## Records supplied
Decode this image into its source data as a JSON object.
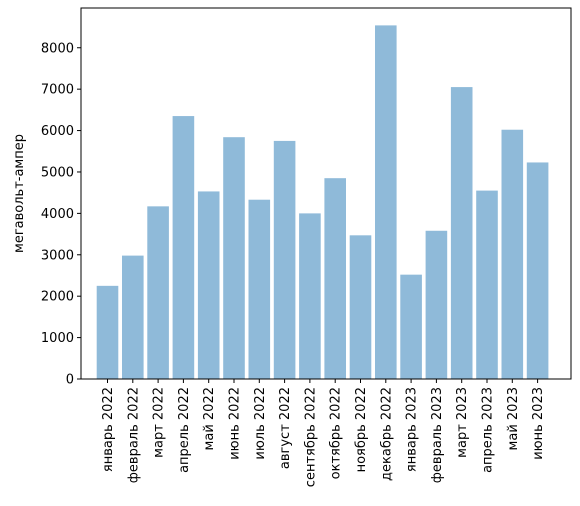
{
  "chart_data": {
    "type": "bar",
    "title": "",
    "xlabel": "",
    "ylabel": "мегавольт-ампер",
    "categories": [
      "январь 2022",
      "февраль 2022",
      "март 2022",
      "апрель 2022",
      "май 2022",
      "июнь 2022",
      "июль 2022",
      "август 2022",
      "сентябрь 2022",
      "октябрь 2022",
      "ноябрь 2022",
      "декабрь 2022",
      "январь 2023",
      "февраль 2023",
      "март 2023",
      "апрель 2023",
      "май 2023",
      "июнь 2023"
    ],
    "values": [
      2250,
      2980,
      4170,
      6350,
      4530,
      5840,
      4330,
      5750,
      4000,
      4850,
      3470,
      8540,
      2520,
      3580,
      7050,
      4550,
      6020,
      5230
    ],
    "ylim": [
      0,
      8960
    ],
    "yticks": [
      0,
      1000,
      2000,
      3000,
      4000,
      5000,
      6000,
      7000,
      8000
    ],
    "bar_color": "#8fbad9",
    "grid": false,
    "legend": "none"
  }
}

## Written problem
Reproduce each entry verbatim, excluding any embedded images.

## Result of the task
Decode this image into its source data as a JSON object.
{
  "chart_data": {
    "type": "bar",
    "title": "",
    "xlabel": "",
    "ylabel": "мегавольт-ампер",
    "categories": [
      "январь 2022",
      "февраль 2022",
      "март 2022",
      "апрель 2022",
      "май 2022",
      "июнь 2022",
      "июль 2022",
      "август 2022",
      "сентябрь 2022",
      "октябрь 2022",
      "ноябрь 2022",
      "декабрь 2022",
      "январь 2023",
      "февраль 2023",
      "март 2023",
      "апрель 2023",
      "май 2023",
      "июнь 2023"
    ],
    "values": [
      2250,
      2980,
      4170,
      6350,
      4530,
      5840,
      4330,
      5750,
      4000,
      4850,
      3470,
      8540,
      2520,
      3580,
      7050,
      4550,
      6020,
      5230
    ],
    "ylim": [
      0,
      8960
    ],
    "yticks": [
      0,
      1000,
      2000,
      3000,
      4000,
      5000,
      6000,
      7000,
      8000
    ],
    "bar_color": "#8fbad9",
    "grid": false,
    "legend": "none"
  }
}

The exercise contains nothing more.